| REQUIRED TASK |
Show every line containing "path" by copying it.
*** RECORDS SHOWN
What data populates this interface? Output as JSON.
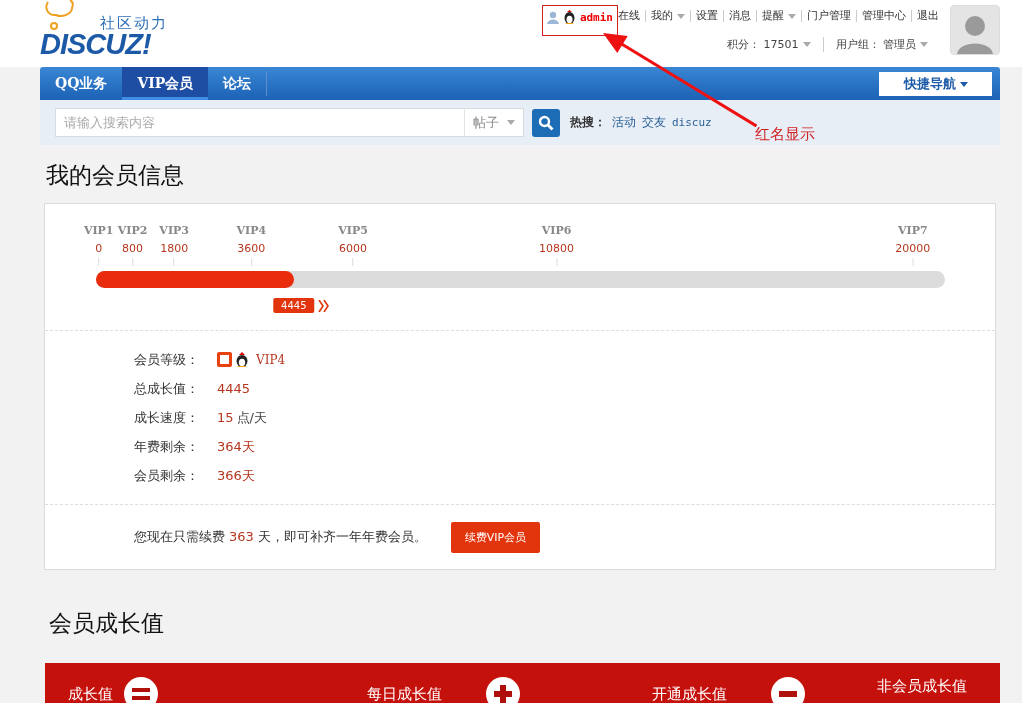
{
  "logo": {
    "tagline": "社区动力",
    "brand": "DISCUZ!"
  },
  "user_bar": {
    "name": "admin",
    "links": [
      {
        "label": "在线",
        "dropdown": false
      },
      {
        "label": "我的",
        "dropdown": true
      },
      {
        "label": "设置",
        "dropdown": false
      },
      {
        "label": "消息",
        "dropdown": false
      },
      {
        "label": "提醒",
        "dropdown": true
      },
      {
        "label": "门户管理",
        "dropdown": false
      },
      {
        "label": "管理中心",
        "dropdown": false
      },
      {
        "label": "退出",
        "dropdown": false
      }
    ],
    "stats": [
      {
        "label": "积分：",
        "value": "17501"
      },
      {
        "label": "用户组：",
        "value": "管理员"
      }
    ]
  },
  "annotation": {
    "text": "红名显示"
  },
  "nav": {
    "tabs": [
      {
        "label": "QQ业务",
        "selected": false
      },
      {
        "label": "VIP会员",
        "selected": true
      },
      {
        "label": "论坛",
        "selected": false
      }
    ],
    "quick_nav": "快捷导航"
  },
  "search": {
    "placeholder": "请输入搜索内容",
    "type": "帖子",
    "hot_label": "热搜：",
    "hot_links": [
      "活动",
      "交友",
      "discuz"
    ]
  },
  "vip_title": "我的会员信息",
  "levels": [
    {
      "name": "VIP1",
      "value": "0"
    },
    {
      "name": "VIP2",
      "value": "800"
    },
    {
      "name": "VIP3",
      "value": "1800"
    },
    {
      "name": "VIP4",
      "value": "3600"
    },
    {
      "name": "VIP5",
      "value": "6000"
    },
    {
      "name": "VIP6",
      "value": "10800"
    },
    {
      "name": "VIP7",
      "value": "20000"
    }
  ],
  "progress": {
    "level": 0.233,
    "reading": "4445"
  },
  "info": [
    {
      "kind": "level",
      "label": "会员等级：",
      "value": "VIP4"
    },
    {
      "kind": "plain",
      "label": "总成长值：",
      "value": "4445"
    },
    {
      "kind": "unit",
      "label": "成长速度：",
      "value": "15",
      "unit": "点/天"
    },
    {
      "kind": "plain",
      "label": "年费剩余：",
      "value": "364天"
    },
    {
      "kind": "plain",
      "label": "会员剩余：",
      "value": "366天"
    }
  ],
  "renewal": {
    "before": "您现在只需续费",
    "days": "363",
    "after": "天，即可补齐一年年费会员。",
    "button": "续费VIP会员"
  },
  "growth_title": "会员成长值",
  "growth_bar": [
    {
      "label": "成长值",
      "kind": "equals"
    },
    {
      "label": "每日成长值",
      "kind": "plus"
    },
    {
      "label": "开通成长值",
      "kind": "minus"
    },
    {
      "label": "非会员成长值",
      "kind": "none"
    }
  ]
}
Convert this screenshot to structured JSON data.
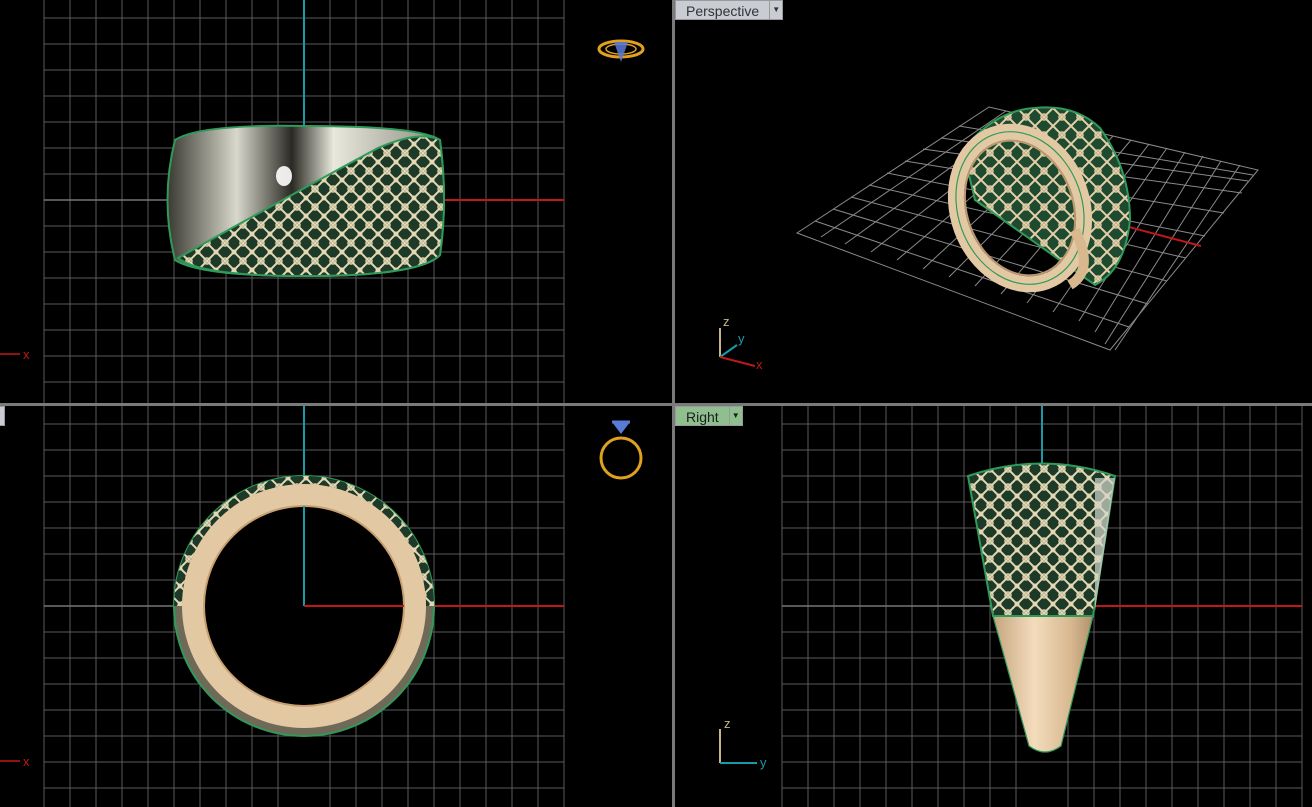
{
  "viewports": {
    "top": {
      "title": "",
      "axis_label_x": "x"
    },
    "perspective": {
      "title": "Perspective",
      "axis_z": "z",
      "axis_y": "y",
      "axis_x": "x"
    },
    "front": {
      "title": "",
      "axis_label_x": "x"
    },
    "right": {
      "title": "Right",
      "axis_z": "z",
      "axis_y": "y"
    }
  },
  "colors": {
    "grid": "#5a5a5a",
    "x_axis": "#c01818",
    "y_axis": "#1a9aa8",
    "selection": "#2f9a5a",
    "gold": "#e3c9a3",
    "silver": "#d6d7cc",
    "nav_widget": "#e0a020"
  },
  "icons": [
    "ring-widget-top-icon",
    "ring-widget-front-icon",
    "dropdown-arrow-icon"
  ]
}
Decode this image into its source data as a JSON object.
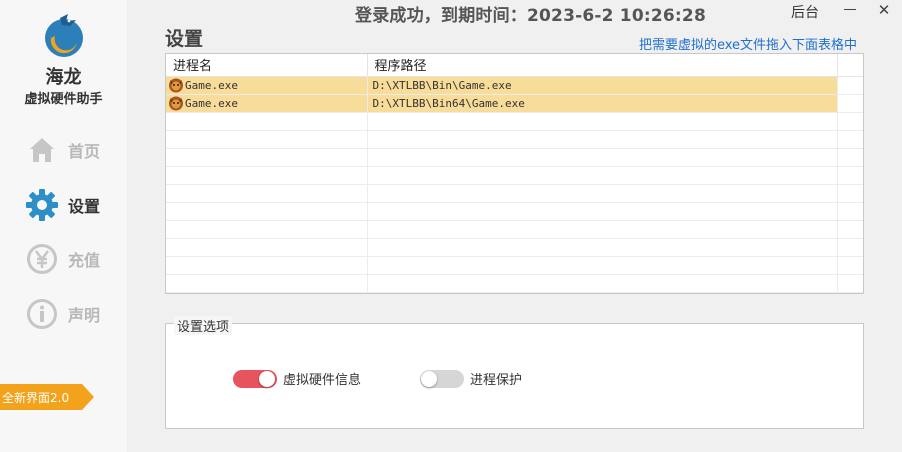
{
  "brand": {
    "name": "海龙",
    "subtitle": "虚拟硬件助手"
  },
  "nav": [
    {
      "label": "首页",
      "icon": "home-icon",
      "active": false
    },
    {
      "label": "设置",
      "icon": "gear-icon",
      "active": true
    },
    {
      "label": "充值",
      "icon": "yen-icon",
      "active": false
    },
    {
      "label": "声明",
      "icon": "info-icon",
      "active": false
    }
  ],
  "version_badge": "全新界面2.0",
  "titlebar": {
    "status": "登录成功，到期时间：2023-6-2 10:26:28",
    "background_label": "后台"
  },
  "page": {
    "title": "设置",
    "drag_hint": "把需要虚拟的exe文件拖入下面表格中"
  },
  "table": {
    "columns": [
      "进程名",
      "程序路径"
    ],
    "rows": [
      {
        "process": "Game.exe",
        "path": "D:\\XTLBB\\Bin\\Game.exe"
      },
      {
        "process": "Game.exe",
        "path": "D:\\XTLBB\\Bin64\\Game.exe"
      }
    ]
  },
  "options": {
    "title": "设置选项",
    "toggles": [
      {
        "label": "虚拟硬件信息",
        "on": true
      },
      {
        "label": "进程保护",
        "on": false
      }
    ]
  },
  "colors": {
    "accent": "#2e8fc7",
    "toggle_on": "#e8545e",
    "toggle_off": "#d6d6d6",
    "row_highlight": "#f7dc9a",
    "badge": "#f2a31b",
    "hint_link": "#1f6fcf"
  }
}
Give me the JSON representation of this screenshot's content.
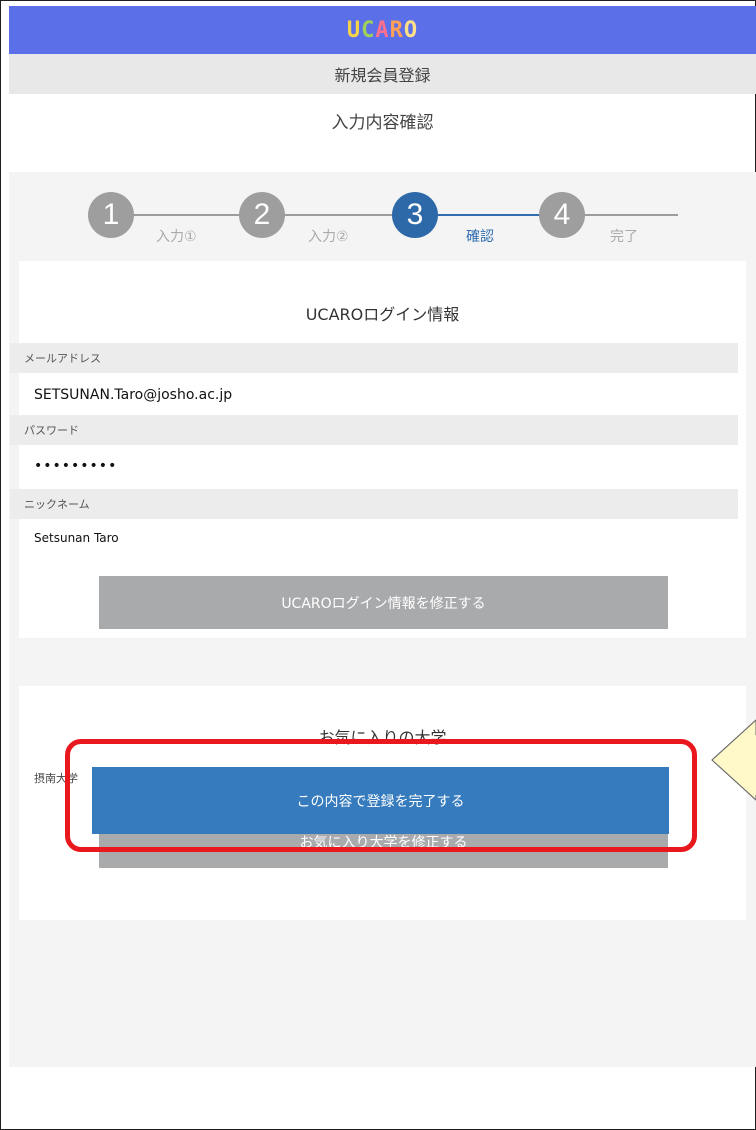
{
  "header": {
    "logo": [
      "U",
      "C",
      "A",
      "R",
      "O"
    ],
    "subtitle": "新規会員登録"
  },
  "page": {
    "title": "入力内容確認"
  },
  "stepper": {
    "steps": [
      {
        "number": "1",
        "label": "入力①"
      },
      {
        "number": "2",
        "label": "入力②"
      },
      {
        "number": "3",
        "label": "確認"
      },
      {
        "number": "4",
        "label": "完了"
      }
    ],
    "current_step": 3
  },
  "login_card": {
    "title": "UCAROログイン情報",
    "fields": [
      {
        "label": "メールアドレス",
        "value": "SETSUNAN.Taro@josho.ac.jp"
      },
      {
        "label": "パスワード",
        "value": "•••••••••"
      },
      {
        "label": "ニックネーム",
        "value": "Setsunan Taro"
      }
    ],
    "edit_button": "UCAROログイン情報を修正する"
  },
  "favorite_card": {
    "title": "お気に入りの大学",
    "university": "摂南大学",
    "edit_button": "お気に入り大学を修正する"
  },
  "submit_button": "この内容で登録を完了する",
  "colors": {
    "topbar": "#5b6fe8",
    "active_step": "#2d68a8",
    "submit": "#357bbd",
    "highlight": "#e8181e"
  }
}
******
| COMPLETE RESPONSE |
        "path": "D:\\XTLBB\\Bin\\Game.exe"
        "path": "D:\\XTLBB\\Bin64\\Game.exe"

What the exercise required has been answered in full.